[BEGIN]

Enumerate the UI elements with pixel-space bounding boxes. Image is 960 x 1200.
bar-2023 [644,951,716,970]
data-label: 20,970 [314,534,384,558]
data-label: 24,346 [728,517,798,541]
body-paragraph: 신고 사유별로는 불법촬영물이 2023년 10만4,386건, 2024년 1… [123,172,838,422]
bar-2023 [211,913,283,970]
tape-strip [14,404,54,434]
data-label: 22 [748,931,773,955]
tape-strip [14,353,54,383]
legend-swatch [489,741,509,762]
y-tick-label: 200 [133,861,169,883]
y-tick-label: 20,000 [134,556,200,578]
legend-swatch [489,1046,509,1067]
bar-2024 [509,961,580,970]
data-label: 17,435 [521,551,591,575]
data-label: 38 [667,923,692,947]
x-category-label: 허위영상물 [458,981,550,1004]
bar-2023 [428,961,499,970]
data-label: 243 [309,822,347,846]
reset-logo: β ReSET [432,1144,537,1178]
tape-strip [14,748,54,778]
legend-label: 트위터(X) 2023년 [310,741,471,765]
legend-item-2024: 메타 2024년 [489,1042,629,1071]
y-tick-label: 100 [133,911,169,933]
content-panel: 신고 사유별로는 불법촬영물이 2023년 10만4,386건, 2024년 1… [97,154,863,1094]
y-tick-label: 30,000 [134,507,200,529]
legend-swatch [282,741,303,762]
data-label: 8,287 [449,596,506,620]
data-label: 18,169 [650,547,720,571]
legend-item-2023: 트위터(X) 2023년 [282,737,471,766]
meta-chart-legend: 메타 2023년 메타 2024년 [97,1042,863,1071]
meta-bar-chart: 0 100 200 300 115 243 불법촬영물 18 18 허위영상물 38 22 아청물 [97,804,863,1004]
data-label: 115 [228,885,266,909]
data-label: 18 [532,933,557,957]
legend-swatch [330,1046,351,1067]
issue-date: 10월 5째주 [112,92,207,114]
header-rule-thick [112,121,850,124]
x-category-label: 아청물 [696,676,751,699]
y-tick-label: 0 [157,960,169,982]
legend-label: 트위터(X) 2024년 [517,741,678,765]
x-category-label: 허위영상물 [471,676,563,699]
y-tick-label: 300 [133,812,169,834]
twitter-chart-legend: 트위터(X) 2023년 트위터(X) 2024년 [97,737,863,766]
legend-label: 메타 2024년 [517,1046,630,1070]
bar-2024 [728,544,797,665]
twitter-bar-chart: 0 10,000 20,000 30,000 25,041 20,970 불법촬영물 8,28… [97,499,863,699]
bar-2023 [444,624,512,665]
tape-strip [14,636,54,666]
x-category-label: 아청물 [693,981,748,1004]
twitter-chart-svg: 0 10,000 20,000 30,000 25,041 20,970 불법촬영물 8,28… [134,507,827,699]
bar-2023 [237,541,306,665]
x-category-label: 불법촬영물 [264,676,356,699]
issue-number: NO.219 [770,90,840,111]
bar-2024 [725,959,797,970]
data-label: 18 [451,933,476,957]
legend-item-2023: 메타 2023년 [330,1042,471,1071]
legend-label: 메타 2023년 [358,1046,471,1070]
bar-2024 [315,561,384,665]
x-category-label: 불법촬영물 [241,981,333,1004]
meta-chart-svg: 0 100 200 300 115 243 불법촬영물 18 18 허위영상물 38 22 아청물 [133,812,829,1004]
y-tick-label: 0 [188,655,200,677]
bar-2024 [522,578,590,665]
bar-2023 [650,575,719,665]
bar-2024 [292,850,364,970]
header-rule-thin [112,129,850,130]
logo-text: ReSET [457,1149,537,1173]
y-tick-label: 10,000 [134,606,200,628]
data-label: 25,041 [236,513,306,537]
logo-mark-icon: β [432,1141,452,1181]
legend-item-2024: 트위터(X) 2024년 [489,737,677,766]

[END]

▸ **GOAL**: Reproduce every row above verbatim, in the same order, with no changes.

▸ **ANSWER TO THIS PROBLEM**:
Enumerate the UI elements with pixel-space bounding boxes. Image is 960 x 1200.
bar-2023 [644,951,716,970]
data-label: 20,970 [314,534,384,558]
data-label: 24,346 [728,517,798,541]
body-paragraph: 신고 사유별로는 불법촬영물이 2023년 10만4,386건, 2024년 1… [123,172,838,422]
bar-2023 [211,913,283,970]
tape-strip [14,404,54,434]
data-label: 22 [748,931,773,955]
tape-strip [14,353,54,383]
legend-swatch [489,741,509,762]
y-tick-label: 200 [133,861,169,883]
y-tick-label: 20,000 [134,556,200,578]
legend-swatch [489,1046,509,1067]
bar-2024 [509,961,580,970]
data-label: 17,435 [521,551,591,575]
data-label: 38 [667,923,692,947]
x-category-label: 허위영상물 [458,981,550,1004]
bar-2023 [428,961,499,970]
data-label: 243 [309,822,347,846]
reset-logo: β ReSET [432,1144,537,1178]
tape-strip [14,748,54,778]
legend-label: 트위터(X) 2023년 [310,741,471,765]
legend-item-2024: 메타 2024년 [489,1042,629,1071]
y-tick-label: 100 [133,911,169,933]
content-panel: 신고 사유별로는 불법촬영물이 2023년 10만4,386건, 2024년 1… [97,154,863,1094]
y-tick-label: 30,000 [134,507,200,529]
legend-swatch [282,741,303,762]
data-label: 8,287 [449,596,506,620]
data-label: 18,169 [650,547,720,571]
legend-item-2023: 트위터(X) 2023년 [282,737,471,766]
meta-chart-legend: 메타 2023년 메타 2024년 [97,1042,863,1071]
meta-bar-chart: 0 100 200 300 115 243 불법촬영물 18 18 허위영상물 38 22 아청물 [97,804,863,1004]
data-label: 115 [228,885,266,909]
data-label: 18 [532,933,557,957]
legend-swatch [330,1046,351,1067]
issue-date: 10월 5째주 [112,92,207,114]
header-rule-thick [112,121,850,124]
x-category-label: 아청물 [696,676,751,699]
y-tick-label: 0 [157,960,169,982]
legend-label: 트위터(X) 2024년 [517,741,678,765]
x-category-label: 허위영상물 [471,676,563,699]
y-tick-label: 300 [133,812,169,834]
twitter-chart-legend: 트위터(X) 2023년 트위터(X) 2024년 [97,737,863,766]
legend-label: 메타 2024년 [517,1046,630,1070]
bar-2024 [728,544,797,665]
twitter-bar-chart: 0 10,000 20,000 30,000 25,041 20,970 불법촬영물 8,28… [97,499,863,699]
bar-2023 [444,624,512,665]
tape-strip [14,636,54,666]
x-category-label: 아청물 [693,981,748,1004]
twitter-chart-svg: 0 10,000 20,000 30,000 25,041 20,970 불법촬영물 8,28… [134,507,827,699]
bar-2023 [237,541,306,665]
x-category-label: 불법촬영물 [264,676,356,699]
issue-number: NO.219 [770,90,840,111]
bar-2024 [725,959,797,970]
data-label: 18 [451,933,476,957]
legend-item-2023: 메타 2023년 [330,1042,471,1071]
legend-label: 메타 2023년 [358,1046,471,1070]
bar-2024 [315,561,384,665]
x-category-label: 불법촬영물 [241,981,333,1004]
meta-chart-svg: 0 100 200 300 115 243 불법촬영물 18 18 허위영상물 38 22 아청물 [133,812,829,1004]
y-tick-label: 0 [188,655,200,677]
bar-2024 [522,578,590,665]
bar-2023 [650,575,719,665]
bar-2024 [292,850,364,970]
header-rule-thin [112,129,850,130]
logo-text: ReSET [457,1149,537,1173]
y-tick-label: 10,000 [134,606,200,628]
data-label: 25,041 [236,513,306,537]
logo-mark-icon: β [432,1141,452,1181]
legend-item-2024: 트위터(X) 2024년 [489,737,677,766]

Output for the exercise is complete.